» PROBLEM REQUIREMENTS
Starting with the line that contains "Give me the", copy every line through the end of the data below, exactly and with nothing added.

» RECORDS FOR THE TASK
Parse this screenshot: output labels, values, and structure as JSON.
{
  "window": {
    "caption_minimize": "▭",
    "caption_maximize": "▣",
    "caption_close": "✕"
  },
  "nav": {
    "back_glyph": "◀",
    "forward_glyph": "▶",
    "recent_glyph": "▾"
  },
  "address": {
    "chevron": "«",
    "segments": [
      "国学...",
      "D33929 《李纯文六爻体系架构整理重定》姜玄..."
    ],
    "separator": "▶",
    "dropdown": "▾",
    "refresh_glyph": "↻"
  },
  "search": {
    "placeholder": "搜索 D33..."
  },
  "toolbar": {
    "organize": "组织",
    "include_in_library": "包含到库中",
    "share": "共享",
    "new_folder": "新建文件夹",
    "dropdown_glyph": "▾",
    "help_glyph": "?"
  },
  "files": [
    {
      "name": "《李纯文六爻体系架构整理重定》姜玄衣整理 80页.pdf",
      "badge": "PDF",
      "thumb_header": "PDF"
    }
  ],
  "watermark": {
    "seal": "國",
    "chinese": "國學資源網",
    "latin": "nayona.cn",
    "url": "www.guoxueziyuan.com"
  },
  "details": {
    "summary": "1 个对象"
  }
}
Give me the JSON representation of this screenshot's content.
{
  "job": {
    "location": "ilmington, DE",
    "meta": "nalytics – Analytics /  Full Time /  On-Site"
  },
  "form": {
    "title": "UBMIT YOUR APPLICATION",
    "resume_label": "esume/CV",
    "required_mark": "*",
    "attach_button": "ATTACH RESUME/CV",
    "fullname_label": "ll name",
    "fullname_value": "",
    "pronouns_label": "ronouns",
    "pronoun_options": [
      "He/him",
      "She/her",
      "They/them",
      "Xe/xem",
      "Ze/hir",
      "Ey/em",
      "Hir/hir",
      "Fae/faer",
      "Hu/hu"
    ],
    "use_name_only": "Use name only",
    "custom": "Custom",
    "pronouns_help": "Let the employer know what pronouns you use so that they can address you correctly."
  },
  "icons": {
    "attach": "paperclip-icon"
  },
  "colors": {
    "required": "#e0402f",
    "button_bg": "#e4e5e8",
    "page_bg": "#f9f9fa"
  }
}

» RESPONSE
Give me the JSON representation of this screenshot's content.
{
  "job": {
    "location": "ilmington, DE",
    "meta": "nalytics – Analytics /  Full Time /  On-Site"
  },
  "form": {
    "title": "UBMIT YOUR APPLICATION",
    "resume_label": "esume/CV",
    "required_mark": "*",
    "attach_button": "ATTACH RESUME/CV",
    "fullname_label": "ll name",
    "fullname_value": "",
    "pronouns_label": "ronouns",
    "pronoun_options": [
      "He/him",
      "She/her",
      "They/them",
      "Xe/xem",
      "Ze/hir",
      "Ey/em",
      "Hir/hir",
      "Fae/faer",
      "Hu/hu"
    ],
    "use_name_only": "Use name only",
    "custom": "Custom",
    "pronouns_help": "Let the employer know what pronouns you use so that they can address you correctly."
  },
  "icons": {
    "attach": "paperclip-icon"
  },
  "colors": {
    "required": "#e0402f",
    "button_bg": "#e4e5e8",
    "page_bg": "#f9f9fa"
  }
}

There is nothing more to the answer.